_What you need to do_
In the data below, find every line that has the string "SPEED", and copy it.

-- Begin --

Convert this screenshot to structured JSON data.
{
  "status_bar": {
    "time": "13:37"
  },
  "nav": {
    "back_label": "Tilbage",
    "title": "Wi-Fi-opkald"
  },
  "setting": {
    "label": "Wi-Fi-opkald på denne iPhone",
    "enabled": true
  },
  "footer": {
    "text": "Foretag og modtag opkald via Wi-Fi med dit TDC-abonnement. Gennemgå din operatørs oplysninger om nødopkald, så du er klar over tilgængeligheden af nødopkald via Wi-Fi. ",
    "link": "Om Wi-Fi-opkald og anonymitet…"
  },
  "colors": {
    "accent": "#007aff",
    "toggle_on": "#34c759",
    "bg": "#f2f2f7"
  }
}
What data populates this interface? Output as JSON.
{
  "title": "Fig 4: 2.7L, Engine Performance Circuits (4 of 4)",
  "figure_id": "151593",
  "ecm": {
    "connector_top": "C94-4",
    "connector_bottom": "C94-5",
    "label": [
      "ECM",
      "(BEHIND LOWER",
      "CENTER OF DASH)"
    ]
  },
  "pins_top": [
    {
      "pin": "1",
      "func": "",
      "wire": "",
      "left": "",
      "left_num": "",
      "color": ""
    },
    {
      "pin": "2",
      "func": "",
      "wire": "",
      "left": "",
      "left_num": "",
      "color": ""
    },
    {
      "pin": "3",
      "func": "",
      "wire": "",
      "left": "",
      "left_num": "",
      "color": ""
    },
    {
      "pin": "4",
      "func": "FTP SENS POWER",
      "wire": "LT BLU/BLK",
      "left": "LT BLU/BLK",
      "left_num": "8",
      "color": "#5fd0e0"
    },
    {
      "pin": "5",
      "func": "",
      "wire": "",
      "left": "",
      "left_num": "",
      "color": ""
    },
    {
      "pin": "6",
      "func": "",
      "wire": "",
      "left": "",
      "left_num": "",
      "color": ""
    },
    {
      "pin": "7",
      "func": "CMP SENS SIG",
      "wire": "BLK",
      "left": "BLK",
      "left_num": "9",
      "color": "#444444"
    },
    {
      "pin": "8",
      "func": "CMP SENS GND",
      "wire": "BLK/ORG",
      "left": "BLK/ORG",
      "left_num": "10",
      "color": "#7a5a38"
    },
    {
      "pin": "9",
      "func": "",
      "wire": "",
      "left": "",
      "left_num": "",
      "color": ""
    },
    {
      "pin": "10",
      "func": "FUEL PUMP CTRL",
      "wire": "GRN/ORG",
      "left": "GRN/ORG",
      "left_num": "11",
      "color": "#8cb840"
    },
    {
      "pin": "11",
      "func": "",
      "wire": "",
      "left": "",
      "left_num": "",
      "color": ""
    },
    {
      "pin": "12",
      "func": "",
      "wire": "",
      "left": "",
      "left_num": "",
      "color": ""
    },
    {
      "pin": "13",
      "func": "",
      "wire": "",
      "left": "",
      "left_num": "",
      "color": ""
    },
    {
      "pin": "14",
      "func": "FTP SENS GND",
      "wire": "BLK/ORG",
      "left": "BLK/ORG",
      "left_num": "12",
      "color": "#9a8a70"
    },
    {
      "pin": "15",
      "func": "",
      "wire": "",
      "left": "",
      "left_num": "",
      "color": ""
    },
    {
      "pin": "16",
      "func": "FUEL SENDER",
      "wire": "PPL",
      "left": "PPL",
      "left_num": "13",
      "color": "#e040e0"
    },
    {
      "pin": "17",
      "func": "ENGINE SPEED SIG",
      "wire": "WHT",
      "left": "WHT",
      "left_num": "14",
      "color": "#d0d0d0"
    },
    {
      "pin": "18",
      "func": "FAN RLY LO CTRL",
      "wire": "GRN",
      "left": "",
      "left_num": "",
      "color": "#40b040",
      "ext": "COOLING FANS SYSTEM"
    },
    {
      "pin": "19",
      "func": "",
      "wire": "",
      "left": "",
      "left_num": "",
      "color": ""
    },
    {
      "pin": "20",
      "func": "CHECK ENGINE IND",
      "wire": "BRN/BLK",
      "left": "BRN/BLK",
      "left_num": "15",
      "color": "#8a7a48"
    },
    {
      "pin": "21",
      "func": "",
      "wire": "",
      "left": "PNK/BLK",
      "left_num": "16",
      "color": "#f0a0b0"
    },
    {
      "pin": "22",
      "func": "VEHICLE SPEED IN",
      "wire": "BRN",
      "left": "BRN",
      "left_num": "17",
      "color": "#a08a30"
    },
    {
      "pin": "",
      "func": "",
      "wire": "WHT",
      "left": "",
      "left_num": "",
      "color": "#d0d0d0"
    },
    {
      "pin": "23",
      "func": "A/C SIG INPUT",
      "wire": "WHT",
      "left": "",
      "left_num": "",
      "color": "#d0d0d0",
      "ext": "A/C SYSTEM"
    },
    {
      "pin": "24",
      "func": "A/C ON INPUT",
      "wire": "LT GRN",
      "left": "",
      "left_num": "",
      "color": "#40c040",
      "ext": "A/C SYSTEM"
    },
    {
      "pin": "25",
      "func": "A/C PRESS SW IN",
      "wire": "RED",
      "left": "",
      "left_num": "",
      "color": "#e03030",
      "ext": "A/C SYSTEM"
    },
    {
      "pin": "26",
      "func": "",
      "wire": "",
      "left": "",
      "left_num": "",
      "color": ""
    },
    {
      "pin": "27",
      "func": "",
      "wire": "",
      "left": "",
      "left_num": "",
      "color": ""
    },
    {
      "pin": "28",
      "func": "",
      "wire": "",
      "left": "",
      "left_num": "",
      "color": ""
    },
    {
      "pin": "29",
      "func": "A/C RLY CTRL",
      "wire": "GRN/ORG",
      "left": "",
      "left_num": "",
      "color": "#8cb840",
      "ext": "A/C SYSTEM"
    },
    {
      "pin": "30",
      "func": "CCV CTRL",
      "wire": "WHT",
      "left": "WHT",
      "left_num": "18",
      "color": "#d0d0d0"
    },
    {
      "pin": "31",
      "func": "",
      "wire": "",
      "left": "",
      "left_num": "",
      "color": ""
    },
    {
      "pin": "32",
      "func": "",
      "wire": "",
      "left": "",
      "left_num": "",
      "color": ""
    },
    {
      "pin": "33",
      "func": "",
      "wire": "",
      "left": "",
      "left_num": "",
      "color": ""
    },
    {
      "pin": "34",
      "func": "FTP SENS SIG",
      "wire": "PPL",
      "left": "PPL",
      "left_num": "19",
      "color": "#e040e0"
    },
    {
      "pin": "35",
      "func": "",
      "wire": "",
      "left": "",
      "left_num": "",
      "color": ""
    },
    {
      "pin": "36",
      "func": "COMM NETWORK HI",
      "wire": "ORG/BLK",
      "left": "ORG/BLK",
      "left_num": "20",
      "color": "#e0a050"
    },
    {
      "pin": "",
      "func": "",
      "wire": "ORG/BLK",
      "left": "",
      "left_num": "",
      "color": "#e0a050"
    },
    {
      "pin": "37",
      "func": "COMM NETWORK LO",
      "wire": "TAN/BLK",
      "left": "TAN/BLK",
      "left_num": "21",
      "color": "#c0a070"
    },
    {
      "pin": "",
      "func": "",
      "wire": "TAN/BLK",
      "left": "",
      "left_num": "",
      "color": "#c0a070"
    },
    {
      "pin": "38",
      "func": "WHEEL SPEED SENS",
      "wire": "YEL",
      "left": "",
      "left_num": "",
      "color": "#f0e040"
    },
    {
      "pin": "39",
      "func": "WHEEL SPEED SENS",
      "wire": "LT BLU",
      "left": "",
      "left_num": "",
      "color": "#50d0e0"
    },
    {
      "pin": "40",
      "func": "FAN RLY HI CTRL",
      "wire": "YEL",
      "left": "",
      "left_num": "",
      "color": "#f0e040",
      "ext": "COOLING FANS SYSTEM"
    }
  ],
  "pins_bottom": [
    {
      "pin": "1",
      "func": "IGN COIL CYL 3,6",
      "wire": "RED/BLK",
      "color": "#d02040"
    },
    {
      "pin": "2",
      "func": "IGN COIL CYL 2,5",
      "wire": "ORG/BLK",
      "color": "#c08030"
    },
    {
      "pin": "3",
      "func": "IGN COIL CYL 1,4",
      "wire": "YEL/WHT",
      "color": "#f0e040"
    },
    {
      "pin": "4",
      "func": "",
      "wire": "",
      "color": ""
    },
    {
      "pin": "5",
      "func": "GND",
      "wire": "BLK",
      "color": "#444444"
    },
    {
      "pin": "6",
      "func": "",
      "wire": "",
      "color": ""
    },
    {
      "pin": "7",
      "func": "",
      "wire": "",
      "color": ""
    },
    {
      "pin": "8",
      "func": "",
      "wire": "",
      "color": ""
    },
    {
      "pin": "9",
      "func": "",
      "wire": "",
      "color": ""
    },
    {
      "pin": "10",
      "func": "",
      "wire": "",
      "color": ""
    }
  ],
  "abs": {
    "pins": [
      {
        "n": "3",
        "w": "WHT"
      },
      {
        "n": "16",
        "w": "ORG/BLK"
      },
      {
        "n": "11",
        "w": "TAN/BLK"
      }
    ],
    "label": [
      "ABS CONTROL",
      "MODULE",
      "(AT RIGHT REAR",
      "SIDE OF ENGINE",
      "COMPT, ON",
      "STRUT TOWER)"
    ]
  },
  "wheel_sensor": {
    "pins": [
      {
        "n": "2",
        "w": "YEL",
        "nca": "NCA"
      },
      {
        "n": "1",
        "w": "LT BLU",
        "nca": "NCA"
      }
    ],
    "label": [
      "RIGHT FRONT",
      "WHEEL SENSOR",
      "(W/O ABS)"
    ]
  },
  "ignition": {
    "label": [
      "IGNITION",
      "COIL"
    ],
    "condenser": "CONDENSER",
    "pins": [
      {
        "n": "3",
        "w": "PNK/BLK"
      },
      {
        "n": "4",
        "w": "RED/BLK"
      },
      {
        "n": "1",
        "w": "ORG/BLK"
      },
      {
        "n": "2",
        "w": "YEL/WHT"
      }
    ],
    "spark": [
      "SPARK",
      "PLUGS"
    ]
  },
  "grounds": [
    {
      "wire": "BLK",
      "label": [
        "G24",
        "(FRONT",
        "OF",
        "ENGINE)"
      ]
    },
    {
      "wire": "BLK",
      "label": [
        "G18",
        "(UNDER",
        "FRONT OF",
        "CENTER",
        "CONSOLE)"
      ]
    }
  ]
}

-- End --

_Correct response_
      "func": "ENGINE SPEED SIG",
      "func": "VEHICLE SPEED IN",
      "func": "WHEEL SPEED SENS",
      "func": "WHEEL SPEED SENS",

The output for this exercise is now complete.